>> Start INPUT DATA

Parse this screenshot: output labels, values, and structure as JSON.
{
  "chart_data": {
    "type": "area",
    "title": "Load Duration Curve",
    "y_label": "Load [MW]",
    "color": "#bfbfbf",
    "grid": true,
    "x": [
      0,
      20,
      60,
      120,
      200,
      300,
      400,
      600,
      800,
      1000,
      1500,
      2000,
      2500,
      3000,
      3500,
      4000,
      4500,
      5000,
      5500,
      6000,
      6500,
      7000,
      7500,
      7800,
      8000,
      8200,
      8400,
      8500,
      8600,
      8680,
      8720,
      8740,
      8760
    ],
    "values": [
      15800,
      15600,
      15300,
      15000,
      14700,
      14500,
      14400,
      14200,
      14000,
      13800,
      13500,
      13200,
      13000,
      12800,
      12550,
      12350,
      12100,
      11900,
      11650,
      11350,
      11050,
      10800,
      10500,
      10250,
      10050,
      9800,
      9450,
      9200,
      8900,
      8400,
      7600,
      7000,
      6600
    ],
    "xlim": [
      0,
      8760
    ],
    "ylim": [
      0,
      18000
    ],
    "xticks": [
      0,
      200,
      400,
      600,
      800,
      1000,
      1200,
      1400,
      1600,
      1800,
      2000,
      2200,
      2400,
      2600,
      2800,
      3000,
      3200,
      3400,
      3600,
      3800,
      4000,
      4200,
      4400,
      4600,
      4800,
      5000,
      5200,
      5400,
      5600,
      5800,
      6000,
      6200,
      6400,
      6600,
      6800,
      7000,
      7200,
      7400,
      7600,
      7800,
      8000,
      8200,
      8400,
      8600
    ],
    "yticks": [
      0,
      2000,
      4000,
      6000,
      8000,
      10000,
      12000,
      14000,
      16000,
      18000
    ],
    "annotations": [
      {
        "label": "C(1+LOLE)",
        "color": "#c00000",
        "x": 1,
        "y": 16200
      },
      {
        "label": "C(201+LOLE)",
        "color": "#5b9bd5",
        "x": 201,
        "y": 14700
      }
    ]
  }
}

>> End INPUT DATA

#### [TO DO]
Show all lines from the records above where the word "color" occurs.

#### [WRITTEN SOLUTION]
    "color": "#bfbfbf",
        "color": "#c00000",
        "color": "#5b9bd5",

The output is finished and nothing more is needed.